## DOCUMENT SECTION

Skip to contents

tracts_to_polygon() performs a dasymetric interpolation with the following steps:

  1. census tract totals are allocated to CNEFE dwelling points inside each tract;

  2. allocated values are aggregated to user-provided polygons (neighborhoods, administrative divisions, custom areas, etc.).

The function uses DuckDB with spatial extensions for the heavy work.

Usage

tracts_to_polygon(
  code_muni,
  polygon,
  year = 2022,
  vars = c("pop_ph", "pop_ch"),
  crs_output = NULL,
  cache = TRUE,
  verbose = TRUE
)

Arguments

code_muni

Integer. Seven-digit IBGE municipality code.

polygon

An sf::sf object with polygon geometries (POLYGON or MULTIPOLYGON). The function will automatically align CRS and issue a warning reporting the percentage of the polygon area that falls outside the municipality.

year

Integer. The CNEFE data year. Currently only 2022 is supported. Defaults to 2022.

vars

Character vector. Names of tract-level variables to interpolate. Supported variables:

  • pop_ph: population in private households (Domicílios particulares).

  • pop_ch: population in collective households (Domicílios coletivos).

  • male: total male population.

  • female: total female population.

  • age_0_4, age_5_9, age_10_14, age_15_19, age_20_24, age_25_29, age_30_39, age_40_49, age_50_59, age_60_69, age_70m: population by age group.

  • race_branca, race_preta, race_amarela, race_parda, race_indigena: population by race/color (cor ou raça).

  • n_resp: number of household heads (Pessoas responsáveis por domicílios).

  • avg_inc_resp: average income of the household heads.

For a reference table mapping these variable names to the official IBGE census tract codes and descriptions, see tracts_variables_ref.

Allocation rules:

  • pop_ph is allocated only to private dwellings.

  • pop_ch is allocated only to collective dwellings.

  • n_resp is allocated only to private dwellings (same rule as pop_ph).

  • Demographic variables (male, female, age_*, race_*) are allocated to private dwellings when the tract has any; if the tract has zero private dwellings but has collective dwellings, they are allocated to collective.

  • avg_inc_resp is assigned (not split) to each private dwelling point; tracts with no private dwellings receive no allocation.

## EXTRACTED RECORDS

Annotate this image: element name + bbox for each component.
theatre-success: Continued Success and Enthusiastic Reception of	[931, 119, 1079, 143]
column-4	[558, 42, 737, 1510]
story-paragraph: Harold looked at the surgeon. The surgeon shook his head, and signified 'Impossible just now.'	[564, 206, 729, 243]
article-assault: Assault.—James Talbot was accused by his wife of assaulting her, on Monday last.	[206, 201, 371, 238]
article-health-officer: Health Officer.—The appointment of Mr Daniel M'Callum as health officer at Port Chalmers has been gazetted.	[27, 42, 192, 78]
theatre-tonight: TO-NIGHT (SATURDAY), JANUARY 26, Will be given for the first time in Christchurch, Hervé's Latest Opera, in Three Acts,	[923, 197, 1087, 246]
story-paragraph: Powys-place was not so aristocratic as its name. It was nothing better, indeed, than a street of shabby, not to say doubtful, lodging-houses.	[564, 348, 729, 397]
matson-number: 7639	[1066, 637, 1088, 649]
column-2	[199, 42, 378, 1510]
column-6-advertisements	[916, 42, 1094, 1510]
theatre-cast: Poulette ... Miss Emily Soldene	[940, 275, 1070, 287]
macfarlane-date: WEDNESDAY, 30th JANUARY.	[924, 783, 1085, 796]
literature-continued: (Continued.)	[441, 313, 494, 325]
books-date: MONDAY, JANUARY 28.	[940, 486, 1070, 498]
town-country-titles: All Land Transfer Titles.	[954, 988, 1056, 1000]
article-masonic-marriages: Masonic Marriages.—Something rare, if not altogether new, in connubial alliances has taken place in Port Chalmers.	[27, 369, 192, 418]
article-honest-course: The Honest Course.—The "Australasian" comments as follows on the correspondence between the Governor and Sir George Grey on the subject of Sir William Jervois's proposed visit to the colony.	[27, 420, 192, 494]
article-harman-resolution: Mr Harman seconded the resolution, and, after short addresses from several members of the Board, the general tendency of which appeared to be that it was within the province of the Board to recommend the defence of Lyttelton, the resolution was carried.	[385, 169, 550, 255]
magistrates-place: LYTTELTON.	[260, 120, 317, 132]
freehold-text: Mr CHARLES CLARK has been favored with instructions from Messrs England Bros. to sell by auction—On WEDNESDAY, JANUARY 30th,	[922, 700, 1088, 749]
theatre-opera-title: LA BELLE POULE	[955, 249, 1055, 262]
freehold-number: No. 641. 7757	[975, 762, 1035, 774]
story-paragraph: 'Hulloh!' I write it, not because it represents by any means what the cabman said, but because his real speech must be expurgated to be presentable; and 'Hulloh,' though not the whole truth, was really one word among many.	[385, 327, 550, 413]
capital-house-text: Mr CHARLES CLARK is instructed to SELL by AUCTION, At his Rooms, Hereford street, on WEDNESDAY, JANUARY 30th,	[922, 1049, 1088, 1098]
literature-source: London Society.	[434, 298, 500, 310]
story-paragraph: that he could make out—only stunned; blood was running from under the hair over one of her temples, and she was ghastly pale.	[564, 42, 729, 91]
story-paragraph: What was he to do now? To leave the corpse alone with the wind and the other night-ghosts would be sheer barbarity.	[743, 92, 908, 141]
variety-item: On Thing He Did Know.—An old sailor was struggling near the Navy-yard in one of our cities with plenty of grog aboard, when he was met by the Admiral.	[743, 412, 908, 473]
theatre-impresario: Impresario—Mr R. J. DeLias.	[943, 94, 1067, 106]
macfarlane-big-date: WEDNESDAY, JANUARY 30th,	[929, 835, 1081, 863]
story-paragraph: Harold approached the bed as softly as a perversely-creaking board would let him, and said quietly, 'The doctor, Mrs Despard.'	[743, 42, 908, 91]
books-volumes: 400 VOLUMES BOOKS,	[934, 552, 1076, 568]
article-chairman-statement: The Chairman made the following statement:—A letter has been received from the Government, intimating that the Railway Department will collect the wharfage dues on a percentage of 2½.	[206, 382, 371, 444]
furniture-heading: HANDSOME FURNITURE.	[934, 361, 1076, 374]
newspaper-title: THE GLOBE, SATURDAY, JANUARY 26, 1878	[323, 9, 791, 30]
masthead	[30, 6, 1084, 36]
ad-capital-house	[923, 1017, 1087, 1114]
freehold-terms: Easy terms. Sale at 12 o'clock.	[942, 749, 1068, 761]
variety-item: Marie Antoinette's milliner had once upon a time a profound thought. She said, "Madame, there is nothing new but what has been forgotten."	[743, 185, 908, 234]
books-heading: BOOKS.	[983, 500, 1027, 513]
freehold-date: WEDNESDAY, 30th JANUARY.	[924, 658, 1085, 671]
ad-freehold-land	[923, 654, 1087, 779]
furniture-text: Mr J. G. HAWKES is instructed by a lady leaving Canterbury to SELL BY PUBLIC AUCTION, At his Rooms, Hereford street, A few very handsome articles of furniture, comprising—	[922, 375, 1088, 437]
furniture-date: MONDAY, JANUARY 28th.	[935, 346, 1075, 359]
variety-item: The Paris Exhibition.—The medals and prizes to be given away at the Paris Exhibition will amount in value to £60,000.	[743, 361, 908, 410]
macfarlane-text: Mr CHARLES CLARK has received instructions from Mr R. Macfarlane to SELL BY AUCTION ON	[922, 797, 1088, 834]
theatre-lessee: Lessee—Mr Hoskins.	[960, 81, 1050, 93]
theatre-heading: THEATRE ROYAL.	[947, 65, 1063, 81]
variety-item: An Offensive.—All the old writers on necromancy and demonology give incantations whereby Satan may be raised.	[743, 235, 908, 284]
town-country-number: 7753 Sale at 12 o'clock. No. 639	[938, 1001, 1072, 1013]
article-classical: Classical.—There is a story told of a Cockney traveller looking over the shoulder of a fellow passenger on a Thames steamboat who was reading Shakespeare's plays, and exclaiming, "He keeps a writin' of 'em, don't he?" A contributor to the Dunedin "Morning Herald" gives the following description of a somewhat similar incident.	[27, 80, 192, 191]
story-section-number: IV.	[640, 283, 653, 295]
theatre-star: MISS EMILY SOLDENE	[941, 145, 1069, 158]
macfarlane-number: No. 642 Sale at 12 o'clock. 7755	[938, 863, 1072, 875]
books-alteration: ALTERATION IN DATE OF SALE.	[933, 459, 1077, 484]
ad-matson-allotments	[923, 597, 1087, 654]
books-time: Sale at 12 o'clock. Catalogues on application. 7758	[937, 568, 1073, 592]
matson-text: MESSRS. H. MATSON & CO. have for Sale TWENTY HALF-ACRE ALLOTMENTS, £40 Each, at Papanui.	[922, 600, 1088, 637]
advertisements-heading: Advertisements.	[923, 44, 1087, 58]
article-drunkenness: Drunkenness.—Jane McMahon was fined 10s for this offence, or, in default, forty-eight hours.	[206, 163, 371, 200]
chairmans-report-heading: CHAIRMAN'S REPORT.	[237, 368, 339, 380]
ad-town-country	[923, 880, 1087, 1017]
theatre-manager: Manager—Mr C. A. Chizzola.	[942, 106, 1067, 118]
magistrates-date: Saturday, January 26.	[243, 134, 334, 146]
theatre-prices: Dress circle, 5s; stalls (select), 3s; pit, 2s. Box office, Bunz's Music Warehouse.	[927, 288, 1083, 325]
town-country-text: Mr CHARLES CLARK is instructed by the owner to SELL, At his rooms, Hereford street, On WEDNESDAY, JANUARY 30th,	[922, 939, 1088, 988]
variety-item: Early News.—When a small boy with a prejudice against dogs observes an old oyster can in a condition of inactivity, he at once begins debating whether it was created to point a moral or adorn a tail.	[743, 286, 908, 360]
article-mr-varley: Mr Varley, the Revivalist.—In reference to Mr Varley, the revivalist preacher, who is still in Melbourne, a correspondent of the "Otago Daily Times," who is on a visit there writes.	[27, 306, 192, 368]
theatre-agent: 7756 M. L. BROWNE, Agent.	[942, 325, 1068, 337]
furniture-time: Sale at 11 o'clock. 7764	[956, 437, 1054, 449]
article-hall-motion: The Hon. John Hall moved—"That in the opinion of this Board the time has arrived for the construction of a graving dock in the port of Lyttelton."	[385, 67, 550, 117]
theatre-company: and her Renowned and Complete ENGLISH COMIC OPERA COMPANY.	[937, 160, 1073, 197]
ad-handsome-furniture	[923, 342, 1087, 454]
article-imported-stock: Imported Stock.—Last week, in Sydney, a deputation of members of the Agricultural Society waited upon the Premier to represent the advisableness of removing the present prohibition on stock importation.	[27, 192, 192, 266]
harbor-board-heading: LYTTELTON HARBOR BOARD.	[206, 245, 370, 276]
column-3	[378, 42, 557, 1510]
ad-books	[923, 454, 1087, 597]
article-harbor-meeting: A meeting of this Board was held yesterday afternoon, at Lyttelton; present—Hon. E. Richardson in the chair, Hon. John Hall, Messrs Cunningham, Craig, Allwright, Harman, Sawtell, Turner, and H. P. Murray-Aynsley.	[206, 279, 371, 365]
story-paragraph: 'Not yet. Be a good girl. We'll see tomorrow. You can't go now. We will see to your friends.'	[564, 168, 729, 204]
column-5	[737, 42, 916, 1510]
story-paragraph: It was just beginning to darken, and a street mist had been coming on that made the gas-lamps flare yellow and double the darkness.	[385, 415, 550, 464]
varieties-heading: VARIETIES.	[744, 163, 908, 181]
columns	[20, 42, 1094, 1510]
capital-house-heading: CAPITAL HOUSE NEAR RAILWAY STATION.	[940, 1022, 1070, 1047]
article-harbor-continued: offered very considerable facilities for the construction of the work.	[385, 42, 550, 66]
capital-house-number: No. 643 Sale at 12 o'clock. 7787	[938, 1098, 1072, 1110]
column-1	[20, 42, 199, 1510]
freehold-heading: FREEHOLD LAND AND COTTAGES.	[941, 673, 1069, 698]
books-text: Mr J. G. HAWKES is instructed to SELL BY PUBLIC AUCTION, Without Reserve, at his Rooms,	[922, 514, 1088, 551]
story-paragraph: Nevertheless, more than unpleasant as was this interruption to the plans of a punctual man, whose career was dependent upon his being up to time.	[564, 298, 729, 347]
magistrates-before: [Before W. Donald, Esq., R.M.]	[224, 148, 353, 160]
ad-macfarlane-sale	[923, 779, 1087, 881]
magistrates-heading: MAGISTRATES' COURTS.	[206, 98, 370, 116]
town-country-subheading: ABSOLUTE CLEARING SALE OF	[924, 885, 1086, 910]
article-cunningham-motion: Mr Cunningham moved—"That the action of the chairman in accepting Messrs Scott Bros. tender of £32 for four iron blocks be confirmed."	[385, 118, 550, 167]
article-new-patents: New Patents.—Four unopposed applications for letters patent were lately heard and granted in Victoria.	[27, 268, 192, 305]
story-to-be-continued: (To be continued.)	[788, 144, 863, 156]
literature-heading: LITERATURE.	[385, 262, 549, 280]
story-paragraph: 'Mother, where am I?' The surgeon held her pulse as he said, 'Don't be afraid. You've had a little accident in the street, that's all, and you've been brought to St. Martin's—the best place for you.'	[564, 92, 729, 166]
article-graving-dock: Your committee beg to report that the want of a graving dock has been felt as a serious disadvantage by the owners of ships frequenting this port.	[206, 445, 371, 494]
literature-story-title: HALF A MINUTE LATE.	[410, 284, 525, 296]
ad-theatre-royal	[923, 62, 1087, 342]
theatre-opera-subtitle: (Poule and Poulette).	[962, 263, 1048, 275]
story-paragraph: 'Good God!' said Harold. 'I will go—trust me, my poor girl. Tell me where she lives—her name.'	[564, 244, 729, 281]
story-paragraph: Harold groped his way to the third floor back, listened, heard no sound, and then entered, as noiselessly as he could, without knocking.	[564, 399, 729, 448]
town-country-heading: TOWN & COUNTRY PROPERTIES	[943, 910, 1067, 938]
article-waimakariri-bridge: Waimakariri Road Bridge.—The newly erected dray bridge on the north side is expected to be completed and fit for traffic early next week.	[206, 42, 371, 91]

## TASK REQUIREMENTS
**a.** In the tracts_to_polygon documentation, name every variable that gives population by race/color.
**b.** From the tracts_to_polygon documentation, set down the passage starting with "An sf::sf object" and going on through "households (Domicílios particulares).", word for word.
Rely only on the tracts_to_polygon documentation.

## SOLUTION SET
**a.** race_branca, race_preta, race_amarela, race_parda, race_indigena

**b.**
An sf::sf object with polygon geometries (POLYGON or MULTIPOLYGON). The function will automatically align CRS and issue a warning reporting the percentage of the polygon area that falls outside the municipality.

year

Integer. The CNEFE data year. Currently only 2022 is supported. Defaults to 2022.

vars

Character vector. Names of tract-level variables to interpolate. Supported variables:

  • pop_ph: population in private households (Domicílios particulares).